**TASK TO COMPLETE:**
Keep only the lines of the listing that include the word "this", and copy them.

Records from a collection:
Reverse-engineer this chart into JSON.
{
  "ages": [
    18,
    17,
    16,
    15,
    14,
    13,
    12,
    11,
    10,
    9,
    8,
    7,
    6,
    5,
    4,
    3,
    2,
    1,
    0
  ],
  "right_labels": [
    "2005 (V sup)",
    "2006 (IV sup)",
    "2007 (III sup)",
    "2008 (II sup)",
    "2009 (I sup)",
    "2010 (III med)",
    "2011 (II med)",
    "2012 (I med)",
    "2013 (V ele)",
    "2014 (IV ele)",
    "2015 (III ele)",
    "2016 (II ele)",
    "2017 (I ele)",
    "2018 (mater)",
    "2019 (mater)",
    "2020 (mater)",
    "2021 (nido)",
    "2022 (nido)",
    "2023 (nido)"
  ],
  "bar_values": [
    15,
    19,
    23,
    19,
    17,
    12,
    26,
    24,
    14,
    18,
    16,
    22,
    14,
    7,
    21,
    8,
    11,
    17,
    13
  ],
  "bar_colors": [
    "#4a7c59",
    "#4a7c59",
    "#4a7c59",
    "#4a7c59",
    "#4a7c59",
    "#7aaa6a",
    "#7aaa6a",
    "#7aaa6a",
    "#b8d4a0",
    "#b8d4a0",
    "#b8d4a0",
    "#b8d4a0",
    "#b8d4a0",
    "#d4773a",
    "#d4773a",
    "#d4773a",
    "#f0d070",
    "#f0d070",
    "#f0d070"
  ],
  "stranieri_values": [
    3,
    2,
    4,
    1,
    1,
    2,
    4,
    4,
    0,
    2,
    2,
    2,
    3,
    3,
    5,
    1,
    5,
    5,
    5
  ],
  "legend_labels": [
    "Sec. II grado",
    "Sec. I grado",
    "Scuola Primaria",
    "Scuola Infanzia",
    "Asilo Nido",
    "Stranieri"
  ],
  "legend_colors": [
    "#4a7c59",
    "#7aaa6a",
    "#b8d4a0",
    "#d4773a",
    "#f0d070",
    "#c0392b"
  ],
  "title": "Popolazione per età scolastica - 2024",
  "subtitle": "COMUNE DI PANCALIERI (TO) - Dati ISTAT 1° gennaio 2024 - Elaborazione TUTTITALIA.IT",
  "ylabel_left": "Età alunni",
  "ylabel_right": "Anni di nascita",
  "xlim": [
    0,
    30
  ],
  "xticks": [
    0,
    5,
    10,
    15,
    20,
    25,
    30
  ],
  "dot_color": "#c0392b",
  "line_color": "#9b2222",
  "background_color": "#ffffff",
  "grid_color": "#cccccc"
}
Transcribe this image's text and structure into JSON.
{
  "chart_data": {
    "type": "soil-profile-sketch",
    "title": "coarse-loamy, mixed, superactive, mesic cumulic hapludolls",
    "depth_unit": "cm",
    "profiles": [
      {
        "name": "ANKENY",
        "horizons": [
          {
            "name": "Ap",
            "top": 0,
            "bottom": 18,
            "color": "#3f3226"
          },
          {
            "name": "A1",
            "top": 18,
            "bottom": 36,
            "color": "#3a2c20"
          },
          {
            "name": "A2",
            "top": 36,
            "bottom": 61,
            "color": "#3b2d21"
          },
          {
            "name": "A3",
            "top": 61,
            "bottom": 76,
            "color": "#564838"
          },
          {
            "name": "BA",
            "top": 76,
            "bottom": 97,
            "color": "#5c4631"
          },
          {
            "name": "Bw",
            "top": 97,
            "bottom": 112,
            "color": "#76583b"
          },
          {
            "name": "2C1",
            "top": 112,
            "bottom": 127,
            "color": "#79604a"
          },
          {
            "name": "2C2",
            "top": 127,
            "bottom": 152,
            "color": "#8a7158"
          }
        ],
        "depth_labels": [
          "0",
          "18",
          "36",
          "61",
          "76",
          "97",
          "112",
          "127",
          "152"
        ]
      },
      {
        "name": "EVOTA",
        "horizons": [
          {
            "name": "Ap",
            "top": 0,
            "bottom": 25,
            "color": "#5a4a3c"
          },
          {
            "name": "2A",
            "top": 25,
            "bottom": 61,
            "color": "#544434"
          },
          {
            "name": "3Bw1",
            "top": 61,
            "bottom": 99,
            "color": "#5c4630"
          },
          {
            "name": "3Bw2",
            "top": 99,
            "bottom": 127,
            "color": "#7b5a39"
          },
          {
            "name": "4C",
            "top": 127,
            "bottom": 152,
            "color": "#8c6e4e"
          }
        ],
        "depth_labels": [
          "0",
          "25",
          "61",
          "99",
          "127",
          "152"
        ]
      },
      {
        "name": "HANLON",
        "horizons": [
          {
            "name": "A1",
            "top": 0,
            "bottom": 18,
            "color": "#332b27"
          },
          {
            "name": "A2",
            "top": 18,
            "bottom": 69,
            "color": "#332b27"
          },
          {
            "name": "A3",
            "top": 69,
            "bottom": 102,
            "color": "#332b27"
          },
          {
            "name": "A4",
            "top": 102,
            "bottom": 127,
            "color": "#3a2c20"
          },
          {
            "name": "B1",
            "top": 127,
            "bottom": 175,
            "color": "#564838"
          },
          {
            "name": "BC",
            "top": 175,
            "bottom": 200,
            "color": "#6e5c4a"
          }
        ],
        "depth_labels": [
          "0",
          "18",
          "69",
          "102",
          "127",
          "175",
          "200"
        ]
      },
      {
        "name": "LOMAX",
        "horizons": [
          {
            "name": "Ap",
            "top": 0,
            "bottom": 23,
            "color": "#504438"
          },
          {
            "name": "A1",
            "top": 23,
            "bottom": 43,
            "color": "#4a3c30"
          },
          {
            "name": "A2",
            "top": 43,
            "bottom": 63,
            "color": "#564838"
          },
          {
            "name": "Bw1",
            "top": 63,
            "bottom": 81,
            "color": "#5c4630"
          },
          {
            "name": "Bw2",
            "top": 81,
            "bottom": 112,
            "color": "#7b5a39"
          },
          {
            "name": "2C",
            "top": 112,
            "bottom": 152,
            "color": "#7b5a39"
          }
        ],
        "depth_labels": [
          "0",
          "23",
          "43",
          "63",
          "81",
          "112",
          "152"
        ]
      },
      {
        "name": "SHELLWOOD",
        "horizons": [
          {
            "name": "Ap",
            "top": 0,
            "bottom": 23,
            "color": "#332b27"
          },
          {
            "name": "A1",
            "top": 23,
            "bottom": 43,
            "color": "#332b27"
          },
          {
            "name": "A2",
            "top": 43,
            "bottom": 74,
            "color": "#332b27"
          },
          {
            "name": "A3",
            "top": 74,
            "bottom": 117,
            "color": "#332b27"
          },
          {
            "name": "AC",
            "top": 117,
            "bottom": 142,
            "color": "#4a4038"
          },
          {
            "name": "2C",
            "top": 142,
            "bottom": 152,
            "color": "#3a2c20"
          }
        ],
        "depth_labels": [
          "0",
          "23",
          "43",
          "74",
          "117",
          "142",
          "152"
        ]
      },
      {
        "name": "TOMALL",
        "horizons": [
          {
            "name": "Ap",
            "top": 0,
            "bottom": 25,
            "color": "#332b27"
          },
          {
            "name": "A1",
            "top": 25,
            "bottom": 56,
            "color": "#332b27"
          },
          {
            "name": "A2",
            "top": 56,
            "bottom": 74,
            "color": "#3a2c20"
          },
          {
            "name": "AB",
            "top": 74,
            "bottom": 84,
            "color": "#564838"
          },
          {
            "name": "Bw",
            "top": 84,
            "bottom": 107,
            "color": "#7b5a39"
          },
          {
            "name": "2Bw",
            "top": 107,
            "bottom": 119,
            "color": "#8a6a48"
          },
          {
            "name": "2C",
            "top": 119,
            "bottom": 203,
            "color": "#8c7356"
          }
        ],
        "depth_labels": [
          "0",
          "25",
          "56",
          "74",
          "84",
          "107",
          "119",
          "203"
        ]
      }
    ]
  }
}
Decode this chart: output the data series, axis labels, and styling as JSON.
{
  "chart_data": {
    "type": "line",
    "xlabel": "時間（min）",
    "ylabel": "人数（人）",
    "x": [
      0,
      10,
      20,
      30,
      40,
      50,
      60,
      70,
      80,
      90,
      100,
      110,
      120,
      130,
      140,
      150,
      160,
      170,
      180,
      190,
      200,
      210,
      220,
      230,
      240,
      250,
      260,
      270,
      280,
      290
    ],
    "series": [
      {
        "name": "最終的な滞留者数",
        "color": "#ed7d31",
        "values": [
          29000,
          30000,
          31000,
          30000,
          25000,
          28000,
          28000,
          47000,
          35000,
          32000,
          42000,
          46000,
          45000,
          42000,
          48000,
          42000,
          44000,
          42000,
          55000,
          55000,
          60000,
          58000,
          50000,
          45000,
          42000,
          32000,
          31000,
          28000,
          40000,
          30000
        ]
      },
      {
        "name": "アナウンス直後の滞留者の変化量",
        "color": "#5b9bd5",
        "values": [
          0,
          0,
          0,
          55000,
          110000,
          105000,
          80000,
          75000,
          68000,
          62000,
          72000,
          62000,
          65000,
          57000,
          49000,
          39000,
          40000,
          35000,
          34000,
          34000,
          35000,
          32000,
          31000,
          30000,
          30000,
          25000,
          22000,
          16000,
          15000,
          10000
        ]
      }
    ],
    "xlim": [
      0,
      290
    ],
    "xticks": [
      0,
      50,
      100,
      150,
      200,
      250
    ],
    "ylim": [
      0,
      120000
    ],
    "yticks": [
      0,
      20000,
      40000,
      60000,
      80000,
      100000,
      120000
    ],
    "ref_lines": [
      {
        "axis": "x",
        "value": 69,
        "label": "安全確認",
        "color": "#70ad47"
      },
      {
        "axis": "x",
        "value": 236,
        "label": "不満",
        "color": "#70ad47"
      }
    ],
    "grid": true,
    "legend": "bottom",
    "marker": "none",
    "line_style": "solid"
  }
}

**ANSWER IN FULL:**
Reverse-engineer this chart into JSON.
Transcribe this image's text and structure into JSON.
Decode this chart: output the data series, axis labels, and styling as JSON.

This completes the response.